→ Dataset items:

········

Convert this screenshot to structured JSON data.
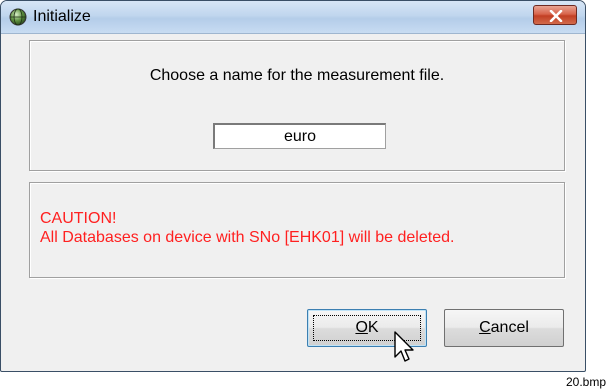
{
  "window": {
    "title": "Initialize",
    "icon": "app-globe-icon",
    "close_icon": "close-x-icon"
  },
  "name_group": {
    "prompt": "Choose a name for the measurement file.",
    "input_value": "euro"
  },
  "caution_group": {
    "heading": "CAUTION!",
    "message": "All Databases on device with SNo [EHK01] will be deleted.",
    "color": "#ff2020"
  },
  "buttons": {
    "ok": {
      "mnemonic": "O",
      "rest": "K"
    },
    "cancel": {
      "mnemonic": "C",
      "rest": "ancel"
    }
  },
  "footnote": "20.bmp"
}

········

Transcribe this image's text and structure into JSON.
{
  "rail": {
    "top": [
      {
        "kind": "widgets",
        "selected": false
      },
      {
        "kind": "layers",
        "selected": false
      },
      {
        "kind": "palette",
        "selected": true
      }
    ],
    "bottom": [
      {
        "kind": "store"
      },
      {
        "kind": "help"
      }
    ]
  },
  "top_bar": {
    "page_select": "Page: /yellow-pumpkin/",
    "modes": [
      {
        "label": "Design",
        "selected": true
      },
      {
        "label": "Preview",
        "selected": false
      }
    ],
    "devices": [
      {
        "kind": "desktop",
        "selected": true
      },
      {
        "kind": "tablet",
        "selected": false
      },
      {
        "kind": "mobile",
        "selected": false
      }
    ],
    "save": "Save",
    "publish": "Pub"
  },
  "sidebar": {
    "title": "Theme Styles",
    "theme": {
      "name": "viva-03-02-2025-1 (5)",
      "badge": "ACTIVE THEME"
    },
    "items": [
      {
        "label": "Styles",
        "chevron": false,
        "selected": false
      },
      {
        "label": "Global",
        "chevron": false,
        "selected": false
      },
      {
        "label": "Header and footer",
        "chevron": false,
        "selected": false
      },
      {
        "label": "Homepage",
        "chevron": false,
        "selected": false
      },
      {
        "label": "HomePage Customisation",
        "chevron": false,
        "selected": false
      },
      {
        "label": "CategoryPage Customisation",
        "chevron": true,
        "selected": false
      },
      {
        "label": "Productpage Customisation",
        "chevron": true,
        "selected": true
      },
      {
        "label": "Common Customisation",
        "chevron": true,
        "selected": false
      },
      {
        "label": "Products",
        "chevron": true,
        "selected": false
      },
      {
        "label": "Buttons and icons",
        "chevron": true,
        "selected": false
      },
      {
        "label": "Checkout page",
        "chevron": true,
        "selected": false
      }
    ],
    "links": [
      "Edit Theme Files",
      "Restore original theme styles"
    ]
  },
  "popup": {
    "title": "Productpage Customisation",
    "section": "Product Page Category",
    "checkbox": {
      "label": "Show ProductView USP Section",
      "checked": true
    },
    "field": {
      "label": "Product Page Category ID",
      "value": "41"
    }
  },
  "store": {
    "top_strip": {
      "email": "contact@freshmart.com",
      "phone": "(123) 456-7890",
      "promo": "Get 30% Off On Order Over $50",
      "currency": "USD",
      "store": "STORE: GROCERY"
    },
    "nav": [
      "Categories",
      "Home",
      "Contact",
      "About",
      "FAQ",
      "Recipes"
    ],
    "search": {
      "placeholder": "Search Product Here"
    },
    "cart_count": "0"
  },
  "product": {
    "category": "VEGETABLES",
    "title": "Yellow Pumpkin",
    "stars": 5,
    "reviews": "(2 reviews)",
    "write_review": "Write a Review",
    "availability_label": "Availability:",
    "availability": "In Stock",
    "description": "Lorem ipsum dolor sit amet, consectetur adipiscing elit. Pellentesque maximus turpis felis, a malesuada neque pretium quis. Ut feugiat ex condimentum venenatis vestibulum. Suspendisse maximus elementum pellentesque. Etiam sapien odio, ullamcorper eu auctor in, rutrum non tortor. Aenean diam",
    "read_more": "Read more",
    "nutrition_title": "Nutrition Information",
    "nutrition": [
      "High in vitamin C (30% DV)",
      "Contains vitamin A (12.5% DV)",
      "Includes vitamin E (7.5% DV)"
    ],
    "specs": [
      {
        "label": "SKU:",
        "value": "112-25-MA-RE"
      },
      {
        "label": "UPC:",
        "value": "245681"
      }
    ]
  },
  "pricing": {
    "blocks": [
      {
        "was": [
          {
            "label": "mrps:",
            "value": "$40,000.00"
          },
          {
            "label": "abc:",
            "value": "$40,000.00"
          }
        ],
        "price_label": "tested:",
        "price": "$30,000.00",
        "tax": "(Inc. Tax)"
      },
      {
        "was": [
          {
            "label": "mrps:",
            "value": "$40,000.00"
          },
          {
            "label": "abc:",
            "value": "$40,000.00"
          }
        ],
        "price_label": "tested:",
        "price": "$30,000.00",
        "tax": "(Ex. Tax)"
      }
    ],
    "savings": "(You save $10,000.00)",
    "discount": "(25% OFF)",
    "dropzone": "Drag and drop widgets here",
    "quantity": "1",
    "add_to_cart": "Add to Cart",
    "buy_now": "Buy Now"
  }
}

········

→ Do this: Only a number is wanted: how many lines contain the word "JSON"?

→ Response to this task: 2